**What is needed**
In the entries, find all lines that hold the word "document" and copy them.

── Supplied material ──

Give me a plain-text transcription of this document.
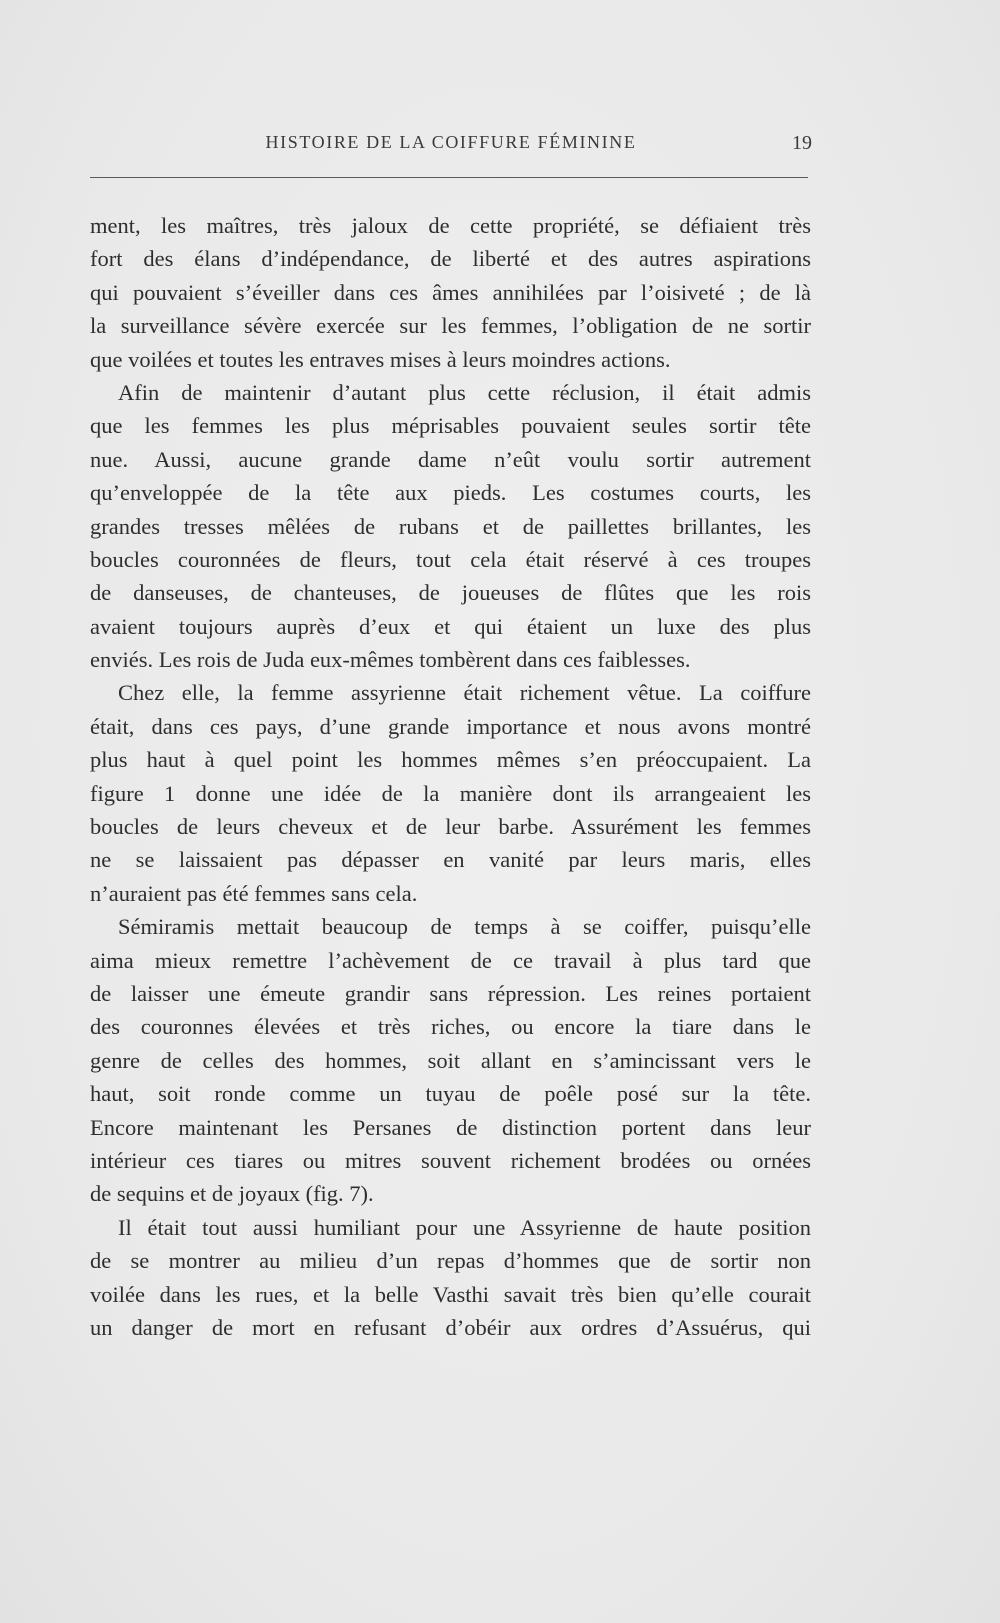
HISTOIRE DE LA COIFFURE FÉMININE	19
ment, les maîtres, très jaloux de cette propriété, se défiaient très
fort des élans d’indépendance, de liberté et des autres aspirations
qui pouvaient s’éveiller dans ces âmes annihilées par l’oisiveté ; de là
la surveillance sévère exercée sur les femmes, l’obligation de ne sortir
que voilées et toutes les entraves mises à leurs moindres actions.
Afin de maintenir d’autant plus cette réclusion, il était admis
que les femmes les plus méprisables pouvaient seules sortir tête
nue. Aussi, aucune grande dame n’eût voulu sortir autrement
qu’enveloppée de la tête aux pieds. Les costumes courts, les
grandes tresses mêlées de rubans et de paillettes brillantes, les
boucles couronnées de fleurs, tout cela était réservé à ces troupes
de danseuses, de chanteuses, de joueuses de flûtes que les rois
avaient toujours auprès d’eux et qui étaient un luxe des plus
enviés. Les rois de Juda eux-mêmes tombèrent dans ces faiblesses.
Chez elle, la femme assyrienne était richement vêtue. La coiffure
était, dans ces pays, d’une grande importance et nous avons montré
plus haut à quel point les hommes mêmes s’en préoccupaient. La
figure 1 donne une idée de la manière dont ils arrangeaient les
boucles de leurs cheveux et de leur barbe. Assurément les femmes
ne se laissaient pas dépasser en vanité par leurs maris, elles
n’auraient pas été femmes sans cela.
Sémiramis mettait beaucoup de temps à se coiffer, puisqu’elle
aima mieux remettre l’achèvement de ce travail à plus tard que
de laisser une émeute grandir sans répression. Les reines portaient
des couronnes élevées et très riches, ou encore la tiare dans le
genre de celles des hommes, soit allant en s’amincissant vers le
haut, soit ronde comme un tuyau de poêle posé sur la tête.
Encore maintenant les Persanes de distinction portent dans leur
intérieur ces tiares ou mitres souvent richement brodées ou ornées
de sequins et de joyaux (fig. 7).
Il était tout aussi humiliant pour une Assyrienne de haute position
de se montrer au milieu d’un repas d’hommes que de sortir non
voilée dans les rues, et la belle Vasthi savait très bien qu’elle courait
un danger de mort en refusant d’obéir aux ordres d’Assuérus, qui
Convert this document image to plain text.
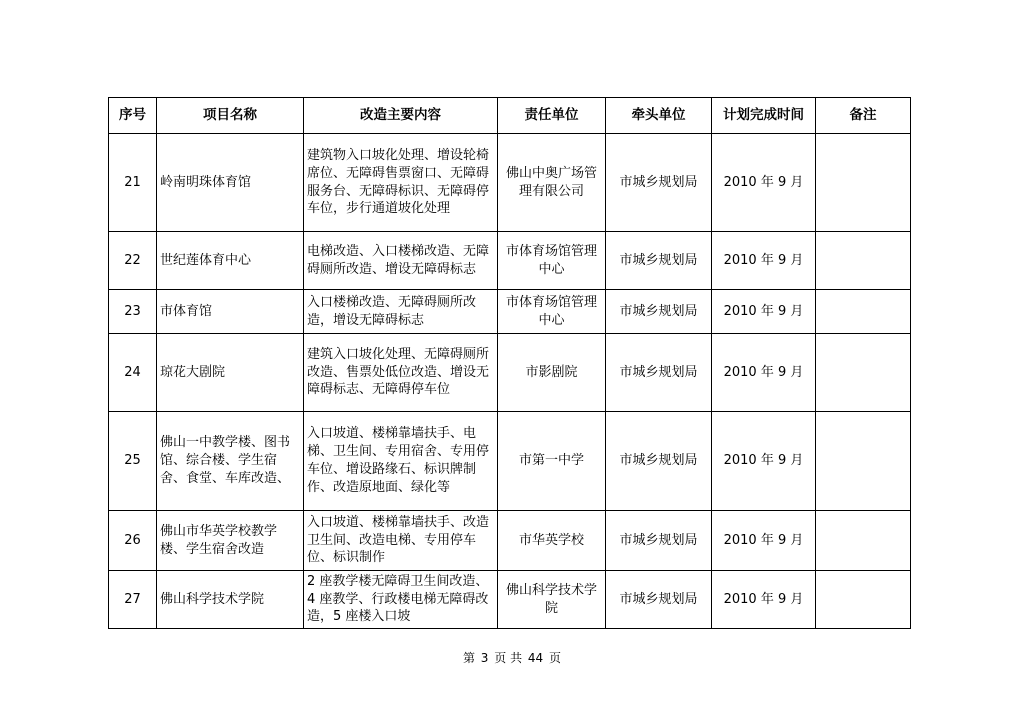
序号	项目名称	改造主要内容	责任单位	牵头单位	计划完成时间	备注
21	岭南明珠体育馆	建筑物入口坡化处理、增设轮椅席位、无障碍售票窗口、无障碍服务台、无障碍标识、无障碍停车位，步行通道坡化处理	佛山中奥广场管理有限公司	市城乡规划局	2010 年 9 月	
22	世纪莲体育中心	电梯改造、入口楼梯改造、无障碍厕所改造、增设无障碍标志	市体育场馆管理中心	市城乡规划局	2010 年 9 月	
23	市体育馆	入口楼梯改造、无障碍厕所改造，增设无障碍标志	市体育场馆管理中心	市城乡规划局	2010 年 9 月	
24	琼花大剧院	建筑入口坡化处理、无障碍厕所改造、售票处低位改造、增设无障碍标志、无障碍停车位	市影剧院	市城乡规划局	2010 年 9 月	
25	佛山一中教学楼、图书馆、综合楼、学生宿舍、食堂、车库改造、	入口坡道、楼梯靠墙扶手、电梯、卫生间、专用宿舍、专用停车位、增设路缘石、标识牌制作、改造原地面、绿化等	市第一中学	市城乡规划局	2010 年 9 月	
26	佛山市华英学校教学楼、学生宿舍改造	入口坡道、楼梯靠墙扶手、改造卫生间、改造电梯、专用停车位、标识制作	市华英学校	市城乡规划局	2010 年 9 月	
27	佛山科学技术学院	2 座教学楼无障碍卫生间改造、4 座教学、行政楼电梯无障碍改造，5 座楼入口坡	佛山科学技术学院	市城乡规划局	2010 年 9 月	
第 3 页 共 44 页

───

**Exercise answer**
Give me a plain-text transcription of this document.
Convert this document image to plain text.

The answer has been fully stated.